Source extract:
◇ ◇ ◇

All these technologies should be leveraged in a coordinated way. Importantly, keep software and agent tools up to date (EDR, AV, etc., on all endpoints) and manage device health via Intune or similar so that only trusted devices access Azure resources (Security Should Be Your Priority: Why Partners Need to Join Mission 65 – MicroWarehouse). By taking advantage of Azure’s native security capabilities and enforcing them consistently, you create a strong technical backbone for your security-first culture.

2025 Mandates: MFA Enforcement and Secure Score Requirements

The push for a security-first approach is not just coming from within organizations—Microsoft itself is raising the floor on security requirements for all Azure and Microsoft 365 tenants. As of 2024–2025, two major initiatives are in play that IT professionals must be aware of: mandatory MFA enforcement and the drive for improved Secure Scores.

◇ ◇ ◇

Data for review:
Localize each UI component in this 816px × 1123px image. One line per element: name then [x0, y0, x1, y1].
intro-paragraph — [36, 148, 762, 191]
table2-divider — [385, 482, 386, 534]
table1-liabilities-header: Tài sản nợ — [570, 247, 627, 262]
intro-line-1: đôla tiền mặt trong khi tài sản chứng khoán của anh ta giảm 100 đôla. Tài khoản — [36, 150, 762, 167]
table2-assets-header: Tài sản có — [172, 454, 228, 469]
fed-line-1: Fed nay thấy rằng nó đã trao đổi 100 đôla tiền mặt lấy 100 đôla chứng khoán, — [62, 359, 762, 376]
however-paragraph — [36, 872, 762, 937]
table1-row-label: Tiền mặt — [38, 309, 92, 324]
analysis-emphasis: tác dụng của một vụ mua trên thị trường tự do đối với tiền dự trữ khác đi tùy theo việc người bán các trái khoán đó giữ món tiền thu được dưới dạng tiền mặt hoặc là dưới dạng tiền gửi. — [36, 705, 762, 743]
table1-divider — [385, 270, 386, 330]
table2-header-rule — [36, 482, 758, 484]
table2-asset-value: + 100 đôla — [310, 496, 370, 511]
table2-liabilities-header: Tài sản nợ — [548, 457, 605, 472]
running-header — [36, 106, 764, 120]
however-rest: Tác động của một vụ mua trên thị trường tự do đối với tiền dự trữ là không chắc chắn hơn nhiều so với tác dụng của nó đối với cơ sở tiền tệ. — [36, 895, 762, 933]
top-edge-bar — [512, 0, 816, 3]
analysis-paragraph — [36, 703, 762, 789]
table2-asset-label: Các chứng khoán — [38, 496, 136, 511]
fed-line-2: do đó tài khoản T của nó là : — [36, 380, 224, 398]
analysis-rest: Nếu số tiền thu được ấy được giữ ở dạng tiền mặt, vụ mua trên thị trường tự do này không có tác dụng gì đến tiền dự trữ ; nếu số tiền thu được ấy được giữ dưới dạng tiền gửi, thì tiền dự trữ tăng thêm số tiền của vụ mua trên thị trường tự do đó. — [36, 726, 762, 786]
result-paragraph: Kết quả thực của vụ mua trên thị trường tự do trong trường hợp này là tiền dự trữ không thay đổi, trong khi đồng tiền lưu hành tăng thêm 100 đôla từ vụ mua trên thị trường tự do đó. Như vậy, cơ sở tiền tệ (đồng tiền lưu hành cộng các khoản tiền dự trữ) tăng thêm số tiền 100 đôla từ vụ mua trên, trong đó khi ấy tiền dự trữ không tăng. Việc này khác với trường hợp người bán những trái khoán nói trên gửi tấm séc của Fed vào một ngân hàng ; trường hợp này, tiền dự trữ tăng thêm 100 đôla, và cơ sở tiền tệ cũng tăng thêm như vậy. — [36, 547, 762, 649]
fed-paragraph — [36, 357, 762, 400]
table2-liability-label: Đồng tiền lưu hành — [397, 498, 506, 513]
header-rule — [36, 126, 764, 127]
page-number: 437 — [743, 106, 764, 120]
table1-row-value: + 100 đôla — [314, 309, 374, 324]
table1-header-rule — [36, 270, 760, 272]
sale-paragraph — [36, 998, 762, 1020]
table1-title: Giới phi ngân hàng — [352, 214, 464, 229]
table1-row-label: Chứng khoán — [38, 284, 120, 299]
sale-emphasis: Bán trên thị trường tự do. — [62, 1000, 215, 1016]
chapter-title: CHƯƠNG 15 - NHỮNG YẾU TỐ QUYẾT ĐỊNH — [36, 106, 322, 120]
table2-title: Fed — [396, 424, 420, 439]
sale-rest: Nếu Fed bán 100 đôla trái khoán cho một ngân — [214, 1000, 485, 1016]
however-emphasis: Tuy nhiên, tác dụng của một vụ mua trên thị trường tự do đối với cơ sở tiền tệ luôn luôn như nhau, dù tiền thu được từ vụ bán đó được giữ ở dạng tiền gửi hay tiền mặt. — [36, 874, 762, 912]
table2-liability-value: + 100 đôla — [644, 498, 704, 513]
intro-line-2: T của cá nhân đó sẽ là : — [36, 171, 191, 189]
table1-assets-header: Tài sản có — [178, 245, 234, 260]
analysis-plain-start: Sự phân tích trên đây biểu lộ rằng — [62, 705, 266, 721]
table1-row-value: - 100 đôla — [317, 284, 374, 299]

◇ ◇ ◇

Complete the following:
a) Using the Azure security passage, decide whether each statement agrees with it. For each, answer yes or no and quote the words that decide it. (i) Security agent tools such as EDR and AV should be kept current on every endpoint. (ii) Microsoft is lowering security requirements for Azure and Microsoft 365 tenants. (iii) The passage identifies three major initiatives for 2024–2025.
b) According to the Azure security passage, what should be used to manage device health so that only trusted devices access Azure resources?
Answer using only the Azure security passage.

List of solutions:
a)
(i) Yes: "keep software and agent tools up to date (EDR, AV, etc., on all endpoints)"
(ii) No: "Microsoft itself is raising the floor on security requirements for all Azure and Microsoft 365 tenants"
(iii) No: "two major initiatives are in play"

b) Intune or similar.